• _SET EXERCISE_
Every line of the listing must be reproduced as it stands. Leave the images behind.

Dataset excerpt:
※

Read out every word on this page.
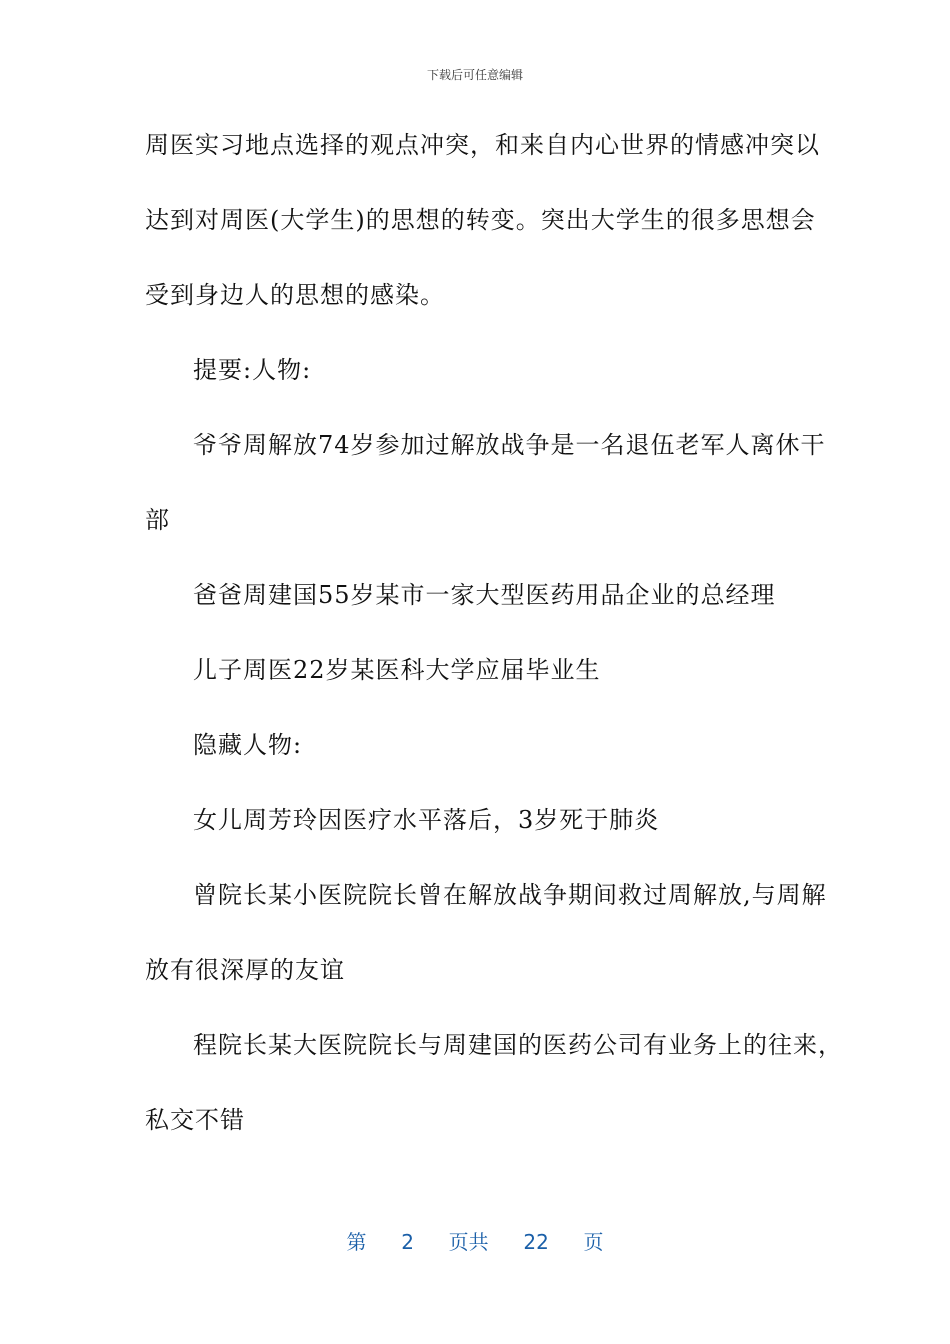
下载后可任意编辑
周医实习地点选择的观点冲突，和来自内心世界的情感冲突以
达到对周医(大学生)的思想的转变。突出大学生的很多思想会
受到身边人的思想的感染。
提要:人物:
爷爷周解放74岁参加过解放战争是一名退伍老军人离休干
部
爸爸周建国55岁某市一家大型医药用品企业的总经理
儿子周医22岁某医科大学应届毕业生
隐藏人物:
女儿周芳玲因医疗水平落后，3岁死于肺炎
曾院长某小医院院长曾在解放战争期间救过周解放,与周解
放有很深厚的友谊
程院长某大医院院长与周建国的医药公司有业务上的往来，
私交不错
第 2 页共 22 页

※

• _OUTPUT FOR THIS TASK_
Read out every word on this page.
下载后可任意编辑
周医实习地点选择的观点冲突，和来自内心世界的情感冲突以
达到对周医(大学生)的思想的转变。突出大学生的很多思想会
受到身边人的思想的感染。
提要:人物:
爷爷周解放74岁参加过解放战争是一名退伍老军人离休干
部
爸爸周建国55岁某市一家大型医药用品企业的总经理
儿子周医22岁某医科大学应届毕业生
隐藏人物:
女儿周芳玲因医疗水平落后，3岁死于肺炎
曾院长某小医院院长曾在解放战争期间救过周解放,与周解
放有很深厚的友谊
程院长某大医院院长与周建国的医药公司有业务上的往来，
私交不错
第 2 页共 22 页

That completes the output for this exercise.